__ESERCIZIO 1__. Trasforma in un elenco numerato le righe poste dopo il testo sulle Moire, dalla prima fino a quella che contiene "panel-b-category-label: aos-HPL-OE bbox=[192, 351, 217, 387]", entrambe comprese. Tralascia le righe vuote.

__BRANO DI TESTO__.
▼▼▼

Silenzio. La terribilità delle sirene non è il loro canto. Bensì nel loro Silenzio.
Un passo di danza. Un passo di danza ancora. Un salto che è un inciampare. Un incespicare. Solo il fruscio delle vesti.
Ascolta.
Eccole - benvenute - loro a raccontarsi. Incedono celebranti a ri-velarci della loro Sapienza.
Esponiamoci noi, porgendo ora, l’udito, alla voce, all’urlo silente del Sacro Feminino.
Affiorano per mano di pittura, desiderose di restituire al mondo intero- tutto, uno sguardo sconcertantemente opacizzato. Dimentico pensare che ha tradito e violato le leggi sacre della vita.
Le tre figure sono le Moire. Analoghe le Parche e le Norme che sono solo altre nominazioni per un uguale sacro. Presiedono queste, a ogni manifestazione della vita. Ingovernabili anche dagli dei, tessono e recidono il filo. Il filo del respiro. Sciolgono il nodo di ogni appartenere. Inesorabili. Triade preposta a mantenere nella liturgia della ciclicità, l’ordine immutabile della vita quale i nostri sensi di umani-mortali possono percepire.

▲▲▲

__ESERCIZIO 2__. Riproduci per intero il testo sulle Moire.

[Registrazioni delle regioni di impaginazione]
▼▼▼

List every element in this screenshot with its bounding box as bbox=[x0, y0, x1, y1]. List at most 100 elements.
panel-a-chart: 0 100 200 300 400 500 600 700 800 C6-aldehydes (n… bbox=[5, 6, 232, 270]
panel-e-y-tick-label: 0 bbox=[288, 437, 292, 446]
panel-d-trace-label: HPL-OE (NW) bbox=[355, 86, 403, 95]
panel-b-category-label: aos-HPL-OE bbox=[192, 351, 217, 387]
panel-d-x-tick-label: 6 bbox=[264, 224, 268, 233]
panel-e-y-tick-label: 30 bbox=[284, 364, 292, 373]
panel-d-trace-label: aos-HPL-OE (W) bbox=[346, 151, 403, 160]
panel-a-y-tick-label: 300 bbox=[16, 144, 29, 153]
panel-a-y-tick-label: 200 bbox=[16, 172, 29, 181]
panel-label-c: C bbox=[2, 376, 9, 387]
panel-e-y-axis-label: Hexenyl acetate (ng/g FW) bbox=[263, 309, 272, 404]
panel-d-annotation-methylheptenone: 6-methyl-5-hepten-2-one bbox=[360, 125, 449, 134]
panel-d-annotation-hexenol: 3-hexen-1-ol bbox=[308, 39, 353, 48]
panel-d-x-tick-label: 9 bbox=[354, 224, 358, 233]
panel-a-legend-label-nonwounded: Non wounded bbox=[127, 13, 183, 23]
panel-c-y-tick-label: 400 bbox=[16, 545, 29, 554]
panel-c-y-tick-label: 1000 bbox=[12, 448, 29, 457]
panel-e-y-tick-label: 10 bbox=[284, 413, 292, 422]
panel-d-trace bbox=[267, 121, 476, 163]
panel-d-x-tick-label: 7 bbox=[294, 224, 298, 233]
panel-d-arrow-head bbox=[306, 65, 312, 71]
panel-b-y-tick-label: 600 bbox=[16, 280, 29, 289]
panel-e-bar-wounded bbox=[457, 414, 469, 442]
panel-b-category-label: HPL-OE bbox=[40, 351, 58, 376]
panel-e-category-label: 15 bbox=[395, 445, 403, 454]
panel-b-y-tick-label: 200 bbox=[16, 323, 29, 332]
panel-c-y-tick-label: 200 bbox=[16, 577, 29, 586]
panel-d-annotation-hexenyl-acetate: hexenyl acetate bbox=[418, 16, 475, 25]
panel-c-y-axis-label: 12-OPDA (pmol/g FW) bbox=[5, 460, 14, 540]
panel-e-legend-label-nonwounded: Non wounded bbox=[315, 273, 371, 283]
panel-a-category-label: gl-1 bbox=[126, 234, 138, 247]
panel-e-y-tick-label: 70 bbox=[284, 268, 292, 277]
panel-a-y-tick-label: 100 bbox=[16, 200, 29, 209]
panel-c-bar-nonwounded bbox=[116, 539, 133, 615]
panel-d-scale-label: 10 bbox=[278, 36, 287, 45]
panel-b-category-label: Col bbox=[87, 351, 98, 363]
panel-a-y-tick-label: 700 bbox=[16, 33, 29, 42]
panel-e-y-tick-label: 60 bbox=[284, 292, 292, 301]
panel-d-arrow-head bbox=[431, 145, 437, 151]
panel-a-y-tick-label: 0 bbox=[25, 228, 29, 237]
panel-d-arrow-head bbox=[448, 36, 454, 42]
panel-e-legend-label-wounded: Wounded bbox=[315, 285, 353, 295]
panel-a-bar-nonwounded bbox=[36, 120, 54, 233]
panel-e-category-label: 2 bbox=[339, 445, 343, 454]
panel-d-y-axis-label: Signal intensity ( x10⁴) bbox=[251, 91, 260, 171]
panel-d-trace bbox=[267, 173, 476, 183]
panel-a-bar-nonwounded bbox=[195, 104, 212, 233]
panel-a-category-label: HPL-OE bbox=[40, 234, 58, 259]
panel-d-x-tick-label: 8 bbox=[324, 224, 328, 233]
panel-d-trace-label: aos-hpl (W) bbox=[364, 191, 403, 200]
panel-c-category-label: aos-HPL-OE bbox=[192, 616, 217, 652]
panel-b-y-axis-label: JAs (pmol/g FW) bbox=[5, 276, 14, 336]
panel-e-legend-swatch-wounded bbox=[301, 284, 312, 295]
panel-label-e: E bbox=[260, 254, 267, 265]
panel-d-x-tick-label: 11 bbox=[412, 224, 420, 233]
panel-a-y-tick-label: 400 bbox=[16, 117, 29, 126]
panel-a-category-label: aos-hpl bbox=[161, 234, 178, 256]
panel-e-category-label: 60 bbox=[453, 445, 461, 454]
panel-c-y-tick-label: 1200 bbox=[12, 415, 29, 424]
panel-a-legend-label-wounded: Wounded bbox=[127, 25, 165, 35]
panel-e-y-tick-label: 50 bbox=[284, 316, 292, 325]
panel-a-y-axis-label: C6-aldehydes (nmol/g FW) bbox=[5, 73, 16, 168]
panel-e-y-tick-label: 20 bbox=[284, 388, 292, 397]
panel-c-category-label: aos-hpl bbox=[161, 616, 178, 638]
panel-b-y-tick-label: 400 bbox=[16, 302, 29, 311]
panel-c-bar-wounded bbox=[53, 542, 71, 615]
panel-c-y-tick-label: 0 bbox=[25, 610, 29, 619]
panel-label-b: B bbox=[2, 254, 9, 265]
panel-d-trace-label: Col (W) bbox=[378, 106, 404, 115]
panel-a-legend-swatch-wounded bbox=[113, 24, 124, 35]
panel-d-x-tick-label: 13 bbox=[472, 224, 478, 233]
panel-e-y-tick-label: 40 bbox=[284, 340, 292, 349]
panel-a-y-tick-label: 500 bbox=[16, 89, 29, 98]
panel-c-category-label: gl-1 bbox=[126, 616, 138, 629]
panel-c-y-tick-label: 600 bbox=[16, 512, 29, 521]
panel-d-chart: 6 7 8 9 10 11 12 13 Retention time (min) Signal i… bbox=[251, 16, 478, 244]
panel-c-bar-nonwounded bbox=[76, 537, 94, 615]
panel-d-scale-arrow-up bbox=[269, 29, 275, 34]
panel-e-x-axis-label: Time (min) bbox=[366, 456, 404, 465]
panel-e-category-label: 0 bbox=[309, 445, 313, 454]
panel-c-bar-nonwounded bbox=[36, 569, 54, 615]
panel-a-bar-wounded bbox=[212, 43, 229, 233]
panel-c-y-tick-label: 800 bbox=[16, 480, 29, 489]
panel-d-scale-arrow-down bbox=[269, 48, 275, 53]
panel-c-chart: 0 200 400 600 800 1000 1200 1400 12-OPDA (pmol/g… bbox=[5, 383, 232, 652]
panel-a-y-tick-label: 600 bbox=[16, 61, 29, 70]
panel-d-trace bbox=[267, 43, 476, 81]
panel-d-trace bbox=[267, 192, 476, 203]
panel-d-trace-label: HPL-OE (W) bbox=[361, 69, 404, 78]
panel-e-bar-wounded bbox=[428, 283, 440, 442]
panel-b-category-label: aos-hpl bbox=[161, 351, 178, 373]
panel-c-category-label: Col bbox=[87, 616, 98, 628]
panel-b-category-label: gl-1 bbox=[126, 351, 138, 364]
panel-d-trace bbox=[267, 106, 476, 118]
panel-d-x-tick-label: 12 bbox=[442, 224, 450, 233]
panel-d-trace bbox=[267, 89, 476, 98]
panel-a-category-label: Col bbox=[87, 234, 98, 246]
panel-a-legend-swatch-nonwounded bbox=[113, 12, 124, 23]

▲▲▲

__SOLUZIONE COMPLETA 1__.
1. List every element in this screenshot with its bounding box as bbox=[x0, y0, x1, y1]. List at most 100 elements.
2. panel-a-chart: 0 100 200 300 400 500 600 700 800 C6-aldehydes (n… bbox=[5, 6, 232, 270]
3. panel-e-y-tick-label: 0 bbox=[288, 437, 292, 446]
4. panel-d-trace-label: HPL-OE (NW) bbox=[355, 86, 403, 95]
5. panel-b-category-label: aos-HPL-OE bbox=[192, 351, 217, 387]

__SOLUZIONE COMPLETA 2__.
Silenzio. La terribilità delle sirene non è il loro canto. Bensì nel loro Silenzio.
Un passo di danza. Un passo di danza ancora. Un salto che è un inciampare. Un incespicare. Solo il fruscio delle vesti.
Ascolta.
Eccole - benvenute - loro a raccontarsi. Incedono celebranti a ri-velarci della loro Sapienza.
Esponiamoci noi, porgendo ora, l’udito, alla voce, all’urlo silente del Sacro Feminino.
Affiorano per mano di pittura, desiderose di restituire al mondo intero- tutto, uno sguardo sconcertantemente opacizzato. Dimentico pensare che ha tradito e violato le leggi sacre della vita.
Le tre figure sono le Moire. Analoghe le Parche e le Norme che sono solo altre nominazioni per un uguale sacro. Presiedono queste, a ogni manifestazione della vita. Ingovernabili anche dagli dei, tessono e recidono il filo. Il filo del respiro. Sciolgono il nodo di ogni appartenere. Inesorabili. Triade preposta a mantenere nella liturgia della ciclicità, l’ordine immutabile della vita quale i nostri sensi di umani-mortali possono percepire.